--- Start of Document segment ---

Maurice Ravel’s “Bolero” has always been popular. Except with me. I hate it, and I’ve never been afraid to say so. It’s easily the most maddening piece by a composer I love. Perfect background for housecleaning, perhaps – especially when drowned out by the vacuum – but to my knowledge, it was never associated with any kind of eroticism until Blake Edwards and Bo Derek gave it a shot in the arm with “10” (1979). The spike in record sales precipitated by its use in the hit movie generated an estimated one million dollars in royalties and made Ravel the best-selling classical music composer, 40 years after his death. Another 40 years later, and it’s been calculated that “Bolero” is performed somewhere in the world once every 15 minutes.
Clearly, “Bolero” is worth big bucks, and although it’s slipped into the public domain in many areas of the world – including for the moment in France – there have been all sorts of legal sleights of hand in order to attempt to extend its copyright. EU copyright holds that a work is protected for 70 years after the death of its creator. Ravel died in 1937. However, in France, an additional 8 years and 120 days are added for musical works that may have suffered from the effects of World War II. In the case of “Bolero,” once that option was exhausted, its copyright holder played the co-author card, alleging that since the work was originally co-conceived as a ballet, credit for its creation should be shared by its choreographer, Bronislava Nijinska, and its scenarist, Alexandre Benois. Benois died in 1960. The legal claims were eventually rejected and “Bolero” remained in the public domain.
Parenthetically, Ida Rubinstein, the dancer who actually set the project in motion, also died in 1960. It was she who had asked Ravel to orchestrate six piano pieces from Isaac Albéniz’s “Iberia.” Ravel had already begun work on the assignment when he was informed that the pieces had already been orchestrated, by conductor Enrique Fernández Arbós. Ironically, copyright law prevented any other orchestrations from being made.
Now guess what? As of today, Valentine’s Day, “Bolero” is back in court.
Ravel had no children. On his death, the rights to his music passed to his brother, Édouard. Édouard, also childless, made his hairdresser, Jeanne Taverne, his universal legatee. (I’m not making this up.) When Taverne died, the copyright passed to her husband, Alexandre. Next in line was Georgette Lerga, Taverne’s manicurist (!) and second wife. When Lerca died, she bequeathed her fortune to her daughter, Évelyne Pen de Castel, who now controls 90 percent of Ravel’s copyrights. (SACEM, a company in Monaco owns the remaining 10 percent.)
Here are the opening two paragraphs, in English translation, from an article in today’s Le Figaro, reporting on the latest wrinkle.
“On Wednesday, February 14, a historic trial for classical music enthusiasts begins at the Nanterre court. The beneficiaries of Maurice Ravel, who died in 1937, will fight tooth and nail against Sacem. At stake: the millions of euros in royalties generated by ‘Boléro,’ the composer’s flagship work. Ravel’s rights holders receive their rights through a myriad of overlapping companies, changing names and tax havens.

--- End of Document segment ---

Requirement » Can you reproduce the Bolero article word for word, between "Ravel had no" and "the latest wrinkle.", inclusive? The material has no connection to the Bolero article.

--- Start of Dataset extract ---

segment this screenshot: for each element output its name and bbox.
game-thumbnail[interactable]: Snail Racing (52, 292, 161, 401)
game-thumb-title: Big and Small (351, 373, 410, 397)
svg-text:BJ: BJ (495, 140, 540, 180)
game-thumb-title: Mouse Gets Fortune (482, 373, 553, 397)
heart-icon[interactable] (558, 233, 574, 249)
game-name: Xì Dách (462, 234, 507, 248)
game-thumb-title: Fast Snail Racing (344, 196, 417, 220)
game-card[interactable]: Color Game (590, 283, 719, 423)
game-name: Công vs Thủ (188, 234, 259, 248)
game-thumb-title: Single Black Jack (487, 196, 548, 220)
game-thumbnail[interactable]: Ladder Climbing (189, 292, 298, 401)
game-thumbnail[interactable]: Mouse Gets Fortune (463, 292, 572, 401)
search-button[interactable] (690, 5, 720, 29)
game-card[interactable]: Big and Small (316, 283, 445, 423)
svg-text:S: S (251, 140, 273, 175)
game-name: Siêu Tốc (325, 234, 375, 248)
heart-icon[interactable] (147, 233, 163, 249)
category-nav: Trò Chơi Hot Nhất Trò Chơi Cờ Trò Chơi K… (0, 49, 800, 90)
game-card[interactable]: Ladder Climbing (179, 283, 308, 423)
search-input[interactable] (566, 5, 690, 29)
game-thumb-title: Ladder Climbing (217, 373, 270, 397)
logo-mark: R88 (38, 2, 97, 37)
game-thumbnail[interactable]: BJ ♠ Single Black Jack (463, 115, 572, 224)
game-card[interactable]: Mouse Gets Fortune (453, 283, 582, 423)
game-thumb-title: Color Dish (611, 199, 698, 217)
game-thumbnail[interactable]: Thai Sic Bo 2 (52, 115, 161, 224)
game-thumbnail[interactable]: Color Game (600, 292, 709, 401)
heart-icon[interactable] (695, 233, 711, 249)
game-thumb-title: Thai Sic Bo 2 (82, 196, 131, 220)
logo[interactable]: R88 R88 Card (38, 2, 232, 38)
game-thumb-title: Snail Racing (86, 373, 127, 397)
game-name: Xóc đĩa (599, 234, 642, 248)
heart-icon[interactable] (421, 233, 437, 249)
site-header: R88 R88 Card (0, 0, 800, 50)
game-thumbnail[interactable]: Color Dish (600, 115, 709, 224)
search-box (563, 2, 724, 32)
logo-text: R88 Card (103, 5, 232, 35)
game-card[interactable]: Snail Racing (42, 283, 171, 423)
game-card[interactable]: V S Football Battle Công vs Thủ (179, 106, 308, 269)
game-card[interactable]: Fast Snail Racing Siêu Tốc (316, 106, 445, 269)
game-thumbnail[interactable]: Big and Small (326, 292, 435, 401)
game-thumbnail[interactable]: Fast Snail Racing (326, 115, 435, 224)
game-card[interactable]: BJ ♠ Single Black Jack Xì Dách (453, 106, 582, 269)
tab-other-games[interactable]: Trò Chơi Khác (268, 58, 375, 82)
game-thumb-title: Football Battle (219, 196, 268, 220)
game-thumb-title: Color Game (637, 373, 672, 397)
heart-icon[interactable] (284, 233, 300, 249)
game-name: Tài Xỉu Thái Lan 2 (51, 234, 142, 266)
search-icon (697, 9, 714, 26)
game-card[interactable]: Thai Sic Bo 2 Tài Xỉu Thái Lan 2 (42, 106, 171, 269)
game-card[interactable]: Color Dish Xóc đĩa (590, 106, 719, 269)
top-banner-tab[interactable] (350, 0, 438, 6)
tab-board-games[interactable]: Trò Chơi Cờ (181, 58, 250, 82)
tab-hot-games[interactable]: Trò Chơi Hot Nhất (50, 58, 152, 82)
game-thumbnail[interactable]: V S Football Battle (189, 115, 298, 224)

--- End of Dataset extract ---

Result »
Ravel had no children. On his death, the rights to his music passed to his brother, Édouard. Édouard, also childless, made his hairdresser, Jeanne Taverne, his universal legatee. (I’m not making this up.) When Taverne died, the copyright passed to her husband, Alexandre. Next in line was Georgette Lerga, Taverne’s manicurist (!) and second wife. When Lerca died, she bequeathed her fortune to her daughter, Évelyne Pen de Castel, who now controls 90 percent of Ravel’s copyrights. (SACEM, a company in Monaco owns the remaining 10 percent.)
Here are the opening two paragraphs, in English translation, from an article in today’s Le Figaro, reporting on the latest wrinkle.